> **Supplied text**:
That honestly doesn't seem unreasonable to me. If you build a tool to make things easier to maintain, you lose much of the benefit of that if you still have to support other alternatives where you have to do everything manually. (For instance, maintaining a 100-line init script in addition to a 10-line unit file.) Asking people who care about that to do the work to maintain it seems perfectly reasonable.

> Which at some point extended to GNOME and other vital sine qua nons.

There are far more people complaining about the lack of alternatives, and far fewer people willing to actually write and maintain alternatives. It doesn't help that many of the people complaining take the attitude of "you don't really need that anyway".

> **Entries supplied**:

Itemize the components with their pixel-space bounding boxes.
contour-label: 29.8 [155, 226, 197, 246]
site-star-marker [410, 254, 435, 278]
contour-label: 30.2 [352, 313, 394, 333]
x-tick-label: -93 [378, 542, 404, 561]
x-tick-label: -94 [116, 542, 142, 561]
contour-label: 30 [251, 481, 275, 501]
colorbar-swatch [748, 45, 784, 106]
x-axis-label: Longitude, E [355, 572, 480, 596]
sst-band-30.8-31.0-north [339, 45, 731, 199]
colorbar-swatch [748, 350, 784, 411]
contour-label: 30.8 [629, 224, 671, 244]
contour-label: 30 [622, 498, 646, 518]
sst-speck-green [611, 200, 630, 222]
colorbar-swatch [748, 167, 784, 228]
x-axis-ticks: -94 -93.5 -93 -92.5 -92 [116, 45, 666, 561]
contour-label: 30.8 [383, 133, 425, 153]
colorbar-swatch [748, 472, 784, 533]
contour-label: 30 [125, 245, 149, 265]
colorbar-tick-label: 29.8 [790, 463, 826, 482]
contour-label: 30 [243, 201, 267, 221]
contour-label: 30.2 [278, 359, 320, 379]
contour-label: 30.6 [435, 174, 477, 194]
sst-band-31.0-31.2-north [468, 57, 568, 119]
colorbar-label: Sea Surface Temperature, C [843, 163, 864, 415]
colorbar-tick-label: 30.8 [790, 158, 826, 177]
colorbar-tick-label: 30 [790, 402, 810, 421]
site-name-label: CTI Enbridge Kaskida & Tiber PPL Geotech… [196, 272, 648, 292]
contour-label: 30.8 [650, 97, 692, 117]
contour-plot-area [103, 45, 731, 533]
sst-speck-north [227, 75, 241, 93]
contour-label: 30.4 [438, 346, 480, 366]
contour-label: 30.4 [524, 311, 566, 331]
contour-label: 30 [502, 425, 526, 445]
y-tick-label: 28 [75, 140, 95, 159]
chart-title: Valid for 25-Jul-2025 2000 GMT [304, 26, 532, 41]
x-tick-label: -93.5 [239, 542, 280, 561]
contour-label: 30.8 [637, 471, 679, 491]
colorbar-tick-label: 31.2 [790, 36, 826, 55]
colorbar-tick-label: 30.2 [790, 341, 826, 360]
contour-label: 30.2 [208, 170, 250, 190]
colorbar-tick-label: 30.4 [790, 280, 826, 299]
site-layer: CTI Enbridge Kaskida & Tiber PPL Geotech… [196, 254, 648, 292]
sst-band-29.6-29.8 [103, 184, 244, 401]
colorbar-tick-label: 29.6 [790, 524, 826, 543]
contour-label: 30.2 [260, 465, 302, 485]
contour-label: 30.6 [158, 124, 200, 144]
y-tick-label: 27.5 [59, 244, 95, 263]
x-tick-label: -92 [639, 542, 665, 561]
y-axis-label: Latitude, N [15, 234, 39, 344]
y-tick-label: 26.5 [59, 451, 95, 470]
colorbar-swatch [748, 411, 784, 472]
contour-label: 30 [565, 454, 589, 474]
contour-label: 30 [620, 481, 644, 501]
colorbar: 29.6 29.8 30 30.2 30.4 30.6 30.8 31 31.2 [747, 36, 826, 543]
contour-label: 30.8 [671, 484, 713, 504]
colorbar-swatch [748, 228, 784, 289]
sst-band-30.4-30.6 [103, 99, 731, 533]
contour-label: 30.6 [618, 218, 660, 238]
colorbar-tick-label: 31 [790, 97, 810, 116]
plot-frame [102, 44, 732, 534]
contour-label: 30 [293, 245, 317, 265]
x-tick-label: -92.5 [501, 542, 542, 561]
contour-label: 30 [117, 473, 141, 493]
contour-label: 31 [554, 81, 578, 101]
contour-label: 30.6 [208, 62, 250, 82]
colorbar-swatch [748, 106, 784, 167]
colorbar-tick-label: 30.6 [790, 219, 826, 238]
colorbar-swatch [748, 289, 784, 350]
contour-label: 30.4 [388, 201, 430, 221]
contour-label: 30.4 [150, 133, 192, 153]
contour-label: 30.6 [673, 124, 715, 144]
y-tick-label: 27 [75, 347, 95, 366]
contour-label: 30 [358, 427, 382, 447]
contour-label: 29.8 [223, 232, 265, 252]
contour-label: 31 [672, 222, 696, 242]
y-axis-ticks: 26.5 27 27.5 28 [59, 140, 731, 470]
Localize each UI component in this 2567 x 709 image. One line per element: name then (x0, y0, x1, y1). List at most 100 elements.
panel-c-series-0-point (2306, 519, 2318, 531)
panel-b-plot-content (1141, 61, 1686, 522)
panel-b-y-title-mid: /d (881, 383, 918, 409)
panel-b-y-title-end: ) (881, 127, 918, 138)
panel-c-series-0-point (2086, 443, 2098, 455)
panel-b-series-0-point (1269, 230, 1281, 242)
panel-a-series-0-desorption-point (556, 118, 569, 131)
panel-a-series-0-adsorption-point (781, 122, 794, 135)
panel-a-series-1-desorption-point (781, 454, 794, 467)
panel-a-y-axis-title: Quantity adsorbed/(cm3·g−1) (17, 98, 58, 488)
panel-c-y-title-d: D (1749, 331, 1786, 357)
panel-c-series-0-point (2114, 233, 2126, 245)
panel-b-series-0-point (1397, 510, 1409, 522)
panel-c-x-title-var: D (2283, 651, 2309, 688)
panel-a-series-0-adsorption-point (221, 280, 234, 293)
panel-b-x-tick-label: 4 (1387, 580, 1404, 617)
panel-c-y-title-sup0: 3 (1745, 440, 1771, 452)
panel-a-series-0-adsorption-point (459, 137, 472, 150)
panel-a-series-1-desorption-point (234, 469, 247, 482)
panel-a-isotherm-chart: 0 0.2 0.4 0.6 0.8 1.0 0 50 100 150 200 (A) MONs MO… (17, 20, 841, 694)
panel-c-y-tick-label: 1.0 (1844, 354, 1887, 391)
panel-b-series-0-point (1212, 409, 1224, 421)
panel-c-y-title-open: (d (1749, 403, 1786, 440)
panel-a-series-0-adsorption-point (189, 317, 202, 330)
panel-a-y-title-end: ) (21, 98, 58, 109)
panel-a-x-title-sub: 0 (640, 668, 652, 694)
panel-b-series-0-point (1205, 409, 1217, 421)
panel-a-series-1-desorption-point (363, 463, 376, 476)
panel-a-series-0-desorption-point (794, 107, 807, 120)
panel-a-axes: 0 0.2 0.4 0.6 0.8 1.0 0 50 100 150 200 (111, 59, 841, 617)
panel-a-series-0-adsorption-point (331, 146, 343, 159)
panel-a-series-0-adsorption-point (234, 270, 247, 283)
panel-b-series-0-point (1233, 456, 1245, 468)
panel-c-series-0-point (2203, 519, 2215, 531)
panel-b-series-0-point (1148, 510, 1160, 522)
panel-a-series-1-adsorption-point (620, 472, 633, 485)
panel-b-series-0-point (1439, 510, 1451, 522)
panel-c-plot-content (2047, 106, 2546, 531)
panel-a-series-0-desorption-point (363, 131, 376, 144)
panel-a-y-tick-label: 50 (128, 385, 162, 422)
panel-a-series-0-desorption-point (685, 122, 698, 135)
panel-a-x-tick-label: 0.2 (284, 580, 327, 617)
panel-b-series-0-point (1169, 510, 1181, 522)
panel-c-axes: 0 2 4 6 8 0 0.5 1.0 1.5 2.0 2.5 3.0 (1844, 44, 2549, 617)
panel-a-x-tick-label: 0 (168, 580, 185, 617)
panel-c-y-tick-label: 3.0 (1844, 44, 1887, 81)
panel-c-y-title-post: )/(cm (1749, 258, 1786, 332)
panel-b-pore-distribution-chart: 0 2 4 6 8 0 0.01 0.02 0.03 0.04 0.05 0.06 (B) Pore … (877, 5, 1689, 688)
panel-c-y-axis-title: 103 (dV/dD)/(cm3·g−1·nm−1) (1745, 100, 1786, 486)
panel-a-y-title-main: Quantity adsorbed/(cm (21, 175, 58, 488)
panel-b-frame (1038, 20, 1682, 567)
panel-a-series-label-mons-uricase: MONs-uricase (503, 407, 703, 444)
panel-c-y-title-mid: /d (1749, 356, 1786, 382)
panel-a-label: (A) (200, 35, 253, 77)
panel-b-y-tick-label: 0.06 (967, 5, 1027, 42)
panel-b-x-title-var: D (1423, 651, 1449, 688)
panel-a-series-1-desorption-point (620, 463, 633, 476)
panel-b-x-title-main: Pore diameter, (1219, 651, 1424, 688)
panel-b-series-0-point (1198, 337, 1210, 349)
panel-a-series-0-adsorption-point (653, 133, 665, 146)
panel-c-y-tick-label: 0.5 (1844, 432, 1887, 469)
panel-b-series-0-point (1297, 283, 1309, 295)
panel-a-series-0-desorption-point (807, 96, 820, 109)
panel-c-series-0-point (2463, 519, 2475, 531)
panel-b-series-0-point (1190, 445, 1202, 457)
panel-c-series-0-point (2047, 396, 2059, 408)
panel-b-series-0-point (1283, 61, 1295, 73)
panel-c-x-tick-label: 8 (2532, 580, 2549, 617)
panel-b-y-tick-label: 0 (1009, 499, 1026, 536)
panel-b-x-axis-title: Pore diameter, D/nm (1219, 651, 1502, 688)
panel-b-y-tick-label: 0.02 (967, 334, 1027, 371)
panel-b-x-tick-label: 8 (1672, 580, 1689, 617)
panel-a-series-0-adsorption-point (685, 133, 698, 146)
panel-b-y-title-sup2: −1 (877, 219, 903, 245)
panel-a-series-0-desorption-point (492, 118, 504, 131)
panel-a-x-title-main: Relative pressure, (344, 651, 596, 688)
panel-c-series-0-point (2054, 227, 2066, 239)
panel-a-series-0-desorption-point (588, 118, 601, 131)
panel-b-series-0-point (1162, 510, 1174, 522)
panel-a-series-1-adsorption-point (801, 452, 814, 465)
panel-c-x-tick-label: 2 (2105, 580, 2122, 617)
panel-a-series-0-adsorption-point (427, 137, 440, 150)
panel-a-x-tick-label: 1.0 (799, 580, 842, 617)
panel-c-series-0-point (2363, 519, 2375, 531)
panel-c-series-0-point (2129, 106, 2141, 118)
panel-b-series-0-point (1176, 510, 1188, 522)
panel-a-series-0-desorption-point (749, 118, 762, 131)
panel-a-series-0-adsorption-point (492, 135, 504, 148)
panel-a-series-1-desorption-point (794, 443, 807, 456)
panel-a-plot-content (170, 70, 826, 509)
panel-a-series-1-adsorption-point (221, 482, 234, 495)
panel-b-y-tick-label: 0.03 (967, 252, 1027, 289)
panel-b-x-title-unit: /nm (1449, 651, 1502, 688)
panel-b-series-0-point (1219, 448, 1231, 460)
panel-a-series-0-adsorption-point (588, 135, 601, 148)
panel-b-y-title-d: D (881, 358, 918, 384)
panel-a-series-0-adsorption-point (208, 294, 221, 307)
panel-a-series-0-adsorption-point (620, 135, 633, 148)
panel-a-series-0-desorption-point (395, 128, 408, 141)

> **Tasks for this exercise**:
**A)** List every word ending in "-ly" in the comment about maintaining alternatives, in the order they appear.
**B)** Write the next few sentences of the comment about maintaining alternatives, picking up after its last sentence.
The rows are separate material from the comment about maintaining alternatives.

> **Responses per task**:
**A)** honestly, manually, perfectly, actually, really

**B)**
AFAIR the gnome people were desperately looking for someone who'd maintain console kit and the systemd people stepped up and provided a working alternative, so gnome switched. After the switch, systemd basically was a hard dependency for every system using a recent gnome version. If the time spent complaining about systemd were spent towards supporting alternatives, things might look different today. It doesn't require coding an alternative, but organizing support, funding a patreon etc. would go a long way.


It's also worth noting that you can still, today, run systemd-logind (and several other systemd components) with the compatibility layer of systemd-shim on top of another init system. But even that doesn't have enough people willing to maintain it.


People who are unhappy with systemd are usually so for reasons other than compatibility.